== Task instructions ==
All of the records below should be output exactly.
================================
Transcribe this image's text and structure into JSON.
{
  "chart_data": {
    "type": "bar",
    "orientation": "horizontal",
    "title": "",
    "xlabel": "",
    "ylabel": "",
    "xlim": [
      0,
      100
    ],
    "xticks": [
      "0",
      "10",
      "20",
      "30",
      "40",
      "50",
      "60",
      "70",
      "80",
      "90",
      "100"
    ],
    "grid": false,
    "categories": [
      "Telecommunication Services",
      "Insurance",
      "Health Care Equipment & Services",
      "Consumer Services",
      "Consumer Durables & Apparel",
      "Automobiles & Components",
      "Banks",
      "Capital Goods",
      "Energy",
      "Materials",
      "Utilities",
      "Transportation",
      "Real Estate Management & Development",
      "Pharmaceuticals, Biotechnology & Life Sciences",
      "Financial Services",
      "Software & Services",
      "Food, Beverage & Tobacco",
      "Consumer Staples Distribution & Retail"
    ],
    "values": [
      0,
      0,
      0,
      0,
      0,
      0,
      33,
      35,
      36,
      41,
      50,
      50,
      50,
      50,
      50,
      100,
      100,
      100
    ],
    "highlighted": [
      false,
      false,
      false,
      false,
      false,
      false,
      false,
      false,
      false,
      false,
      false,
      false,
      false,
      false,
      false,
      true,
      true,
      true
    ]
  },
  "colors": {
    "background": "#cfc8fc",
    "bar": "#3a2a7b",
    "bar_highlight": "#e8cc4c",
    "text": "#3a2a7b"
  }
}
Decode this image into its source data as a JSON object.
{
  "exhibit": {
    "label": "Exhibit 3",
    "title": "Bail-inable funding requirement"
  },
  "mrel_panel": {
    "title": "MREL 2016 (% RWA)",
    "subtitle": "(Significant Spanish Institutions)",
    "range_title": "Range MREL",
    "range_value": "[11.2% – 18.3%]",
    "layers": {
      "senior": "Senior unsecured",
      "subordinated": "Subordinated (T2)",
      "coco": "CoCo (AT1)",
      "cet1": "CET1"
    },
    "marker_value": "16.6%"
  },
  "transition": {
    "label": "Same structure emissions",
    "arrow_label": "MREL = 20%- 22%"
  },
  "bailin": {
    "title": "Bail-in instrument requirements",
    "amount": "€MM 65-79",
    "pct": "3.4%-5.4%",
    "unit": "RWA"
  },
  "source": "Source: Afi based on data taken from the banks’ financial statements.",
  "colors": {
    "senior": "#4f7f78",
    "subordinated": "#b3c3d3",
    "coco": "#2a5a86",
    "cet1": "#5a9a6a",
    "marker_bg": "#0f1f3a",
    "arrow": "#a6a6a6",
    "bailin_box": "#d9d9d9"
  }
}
================================
== Worked solution ==
Transcribe this image's text and structure into JSON.
{
  "chart_data": {
    "type": "bar",
    "orientation": "horizontal",
    "title": "",
    "xlabel": "",
    "ylabel": "",
    "xlim": [
      0,
      100
    ],
    "xticks": [
      "0",
      "10",
      "20",
      "30",
      "40",
      "50",
      "60",
      "70",
      "80",
      "90",
      "100"
    ],
    "grid": false,
    "categories": [
      "Telecommunication Services",
      "Insurance",
      "Health Care Equipment & Services",
      "Consumer Services",
      "Consumer Durables & Apparel",
      "Automobiles & Components",
      "Banks",
      "Capital Goods",
      "Energy",
      "Materials",
      "Utilities",
      "Transportation",
      "Real Estate Management & Development",
      "Pharmaceuticals, Biotechnology & Life Sciences",
      "Financial Services",
      "Software & Services",
      "Food, Beverage & Tobacco",
      "Consumer Staples Distribution & Retail"
    ],
    "values": [
      0,
      0,
      0,
      0,
      0,
      0,
      33,
      35,
      36,
      41,
      50,
      50,
      50,
      50,
      50,
      100,
      100,
      100
    ],
    "highlighted": [
      false,
      false,
      false,
      false,
      false,
      false,
      false,
      false,
      false,
      false,
      false,
      false,
      false,
      false,
      false,
      true,
      true,
      true
    ]
  },
  "colors": {
    "background": "#cfc8fc",
    "bar": "#3a2a7b",
    "bar_highlight": "#e8cc4c",
    "text": "#3a2a7b"
  }
}
Decode this image into its source data as a JSON object.
{
  "exhibit": {
    "label": "Exhibit 3",
    "title": "Bail-inable funding requirement"
  },
  "mrel_panel": {
    "title": "MREL 2016 (% RWA)",
    "subtitle": "(Significant Spanish Institutions)",
    "range_title": "Range MREL",
    "range_value": "[11.2% – 18.3%]",
    "layers": {
      "senior": "Senior unsecured",
      "subordinated": "Subordinated (T2)",
      "coco": "CoCo (AT1)",
      "cet1": "CET1"
    },
    "marker_value": "16.6%"
  },
  "transition": {
    "label": "Same structure emissions",
    "arrow_label": "MREL = 20%- 22%"
  },
  "bailin": {
    "title": "Bail-in instrument requirements",
    "amount": "€MM 65-79",
    "pct": "3.4%-5.4%",
    "unit": "RWA"
  },
  "source": "Source: Afi based on data taken from the banks’ financial statements.",
  "colors": {
    "senior": "#4f7f78",
    "subordinated": "#b3c3d3",
    "coco": "#2a5a86",
    "cet1": "#5a9a6a",
    "marker_bg": "#0f1f3a",
    "arrow": "#a6a6a6",
    "bailin_box": "#d9d9d9"
  }
}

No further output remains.